• GIVEN ENTRIES:

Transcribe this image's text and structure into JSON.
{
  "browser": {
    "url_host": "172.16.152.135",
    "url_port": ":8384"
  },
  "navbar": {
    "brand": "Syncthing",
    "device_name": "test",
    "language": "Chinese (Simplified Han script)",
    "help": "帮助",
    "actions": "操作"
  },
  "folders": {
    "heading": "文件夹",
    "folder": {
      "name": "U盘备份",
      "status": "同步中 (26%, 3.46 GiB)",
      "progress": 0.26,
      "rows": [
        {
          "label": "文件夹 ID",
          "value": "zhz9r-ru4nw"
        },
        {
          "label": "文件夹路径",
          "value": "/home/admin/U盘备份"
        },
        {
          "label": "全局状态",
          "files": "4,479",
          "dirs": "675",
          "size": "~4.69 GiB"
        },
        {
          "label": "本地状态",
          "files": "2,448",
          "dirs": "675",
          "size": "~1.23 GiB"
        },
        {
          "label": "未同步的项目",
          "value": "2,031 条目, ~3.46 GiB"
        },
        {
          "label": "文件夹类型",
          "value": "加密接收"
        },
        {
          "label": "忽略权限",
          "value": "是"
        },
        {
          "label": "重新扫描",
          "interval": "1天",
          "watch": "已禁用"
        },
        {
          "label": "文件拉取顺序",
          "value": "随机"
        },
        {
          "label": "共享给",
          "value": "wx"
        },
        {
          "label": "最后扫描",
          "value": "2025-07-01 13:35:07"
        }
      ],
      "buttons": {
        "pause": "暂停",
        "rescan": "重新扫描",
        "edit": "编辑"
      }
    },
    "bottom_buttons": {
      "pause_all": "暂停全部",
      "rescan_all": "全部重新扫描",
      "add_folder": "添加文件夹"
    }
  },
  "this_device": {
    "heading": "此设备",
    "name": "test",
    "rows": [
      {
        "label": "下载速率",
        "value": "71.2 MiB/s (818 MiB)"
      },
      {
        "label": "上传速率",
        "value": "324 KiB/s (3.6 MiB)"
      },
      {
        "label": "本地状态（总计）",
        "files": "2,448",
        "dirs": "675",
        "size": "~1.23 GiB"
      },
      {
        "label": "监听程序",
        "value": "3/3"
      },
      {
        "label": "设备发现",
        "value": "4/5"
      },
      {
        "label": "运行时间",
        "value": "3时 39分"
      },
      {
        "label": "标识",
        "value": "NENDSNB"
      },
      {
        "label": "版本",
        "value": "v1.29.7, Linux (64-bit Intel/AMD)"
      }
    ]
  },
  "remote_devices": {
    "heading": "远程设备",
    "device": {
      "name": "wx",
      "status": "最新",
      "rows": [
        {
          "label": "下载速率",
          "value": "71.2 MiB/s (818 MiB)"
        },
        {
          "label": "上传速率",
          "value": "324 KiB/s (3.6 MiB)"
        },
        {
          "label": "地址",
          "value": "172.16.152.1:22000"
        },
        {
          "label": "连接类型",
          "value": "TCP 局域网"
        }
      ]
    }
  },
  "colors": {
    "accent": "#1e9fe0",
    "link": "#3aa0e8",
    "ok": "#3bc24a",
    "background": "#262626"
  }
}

• EXERCISE AIM: Please restate the data word for word, every record included.

• RESULT:
Transcribe this image's text and structure into JSON.
{
  "browser": {
    "url_host": "172.16.152.135",
    "url_port": ":8384"
  },
  "navbar": {
    "brand": "Syncthing",
    "device_name": "test",
    "language": "Chinese (Simplified Han script)",
    "help": "帮助",
    "actions": "操作"
  },
  "folders": {
    "heading": "文件夹",
    "folder": {
      "name": "U盘备份",
      "status": "同步中 (26%, 3.46 GiB)",
      "progress": 0.26,
      "rows": [
        {
          "label": "文件夹 ID",
          "value": "zhz9r-ru4nw"
        },
        {
          "label": "文件夹路径",
          "value": "/home/admin/U盘备份"
        },
        {
          "label": "全局状态",
          "files": "4,479",
          "dirs": "675",
          "size": "~4.69 GiB"
        },
        {
          "label": "本地状态",
          "files": "2,448",
          "dirs": "675",
          "size": "~1.23 GiB"
        },
        {
          "label": "未同步的项目",
          "value": "2,031 条目, ~3.46 GiB"
        },
        {
          "label": "文件夹类型",
          "value": "加密接收"
        },
        {
          "label": "忽略权限",
          "value": "是"
        },
        {
          "label": "重新扫描",
          "interval": "1天",
          "watch": "已禁用"
        },
        {
          "label": "文件拉取顺序",
          "value": "随机"
        },
        {
          "label": "共享给",
          "value": "wx"
        },
        {
          "label": "最后扫描",
          "value": "2025-07-01 13:35:07"
        }
      ],
      "buttons": {
        "pause": "暂停",
        "rescan": "重新扫描",
        "edit": "编辑"
      }
    },
    "bottom_buttons": {
      "pause_all": "暂停全部",
      "rescan_all": "全部重新扫描",
      "add_folder": "添加文件夹"
    }
  },
  "this_device": {
    "heading": "此设备",
    "name": "test",
    "rows": [
      {
        "label": "下载速率",
        "value": "71.2 MiB/s (818 MiB)"
      },
      {
        "label": "上传速率",
        "value": "324 KiB/s (3.6 MiB)"
      },
      {
        "label": "本地状态（总计）",
        "files": "2,448",
        "dirs": "675",
        "size": "~1.23 GiB"
      },
      {
        "label": "监听程序",
        "value": "3/3"
      },
      {
        "label": "设备发现",
        "value": "4/5"
      },
      {
        "label": "运行时间",
        "value": "3时 39分"
      },
      {
        "label": "标识",
        "value": "NENDSNB"
      },
      {
        "label": "版本",
        "value": "v1.29.7, Linux (64-bit Intel/AMD)"
      }
    ]
  },
  "remote_devices": {
    "heading": "远程设备",
    "device": {
      "name": "wx",
      "status": "最新",
      "rows": [
        {
          "label": "下载速率",
          "value": "71.2 MiB/s (818 MiB)"
        },
        {
          "label": "上传速率",
          "value": "324 KiB/s (3.6 MiB)"
        },
        {
          "label": "地址",
          "value": "172.16.152.1:22000"
        },
        {
          "label": "连接类型",
          "value": "TCP 局域网"
        }
      ]
    }
  },
  "colors": {
    "accent": "#1e9fe0",
    "link": "#3aa0e8",
    "ok": "#3bc24a",
    "background": "#262626"
  }
}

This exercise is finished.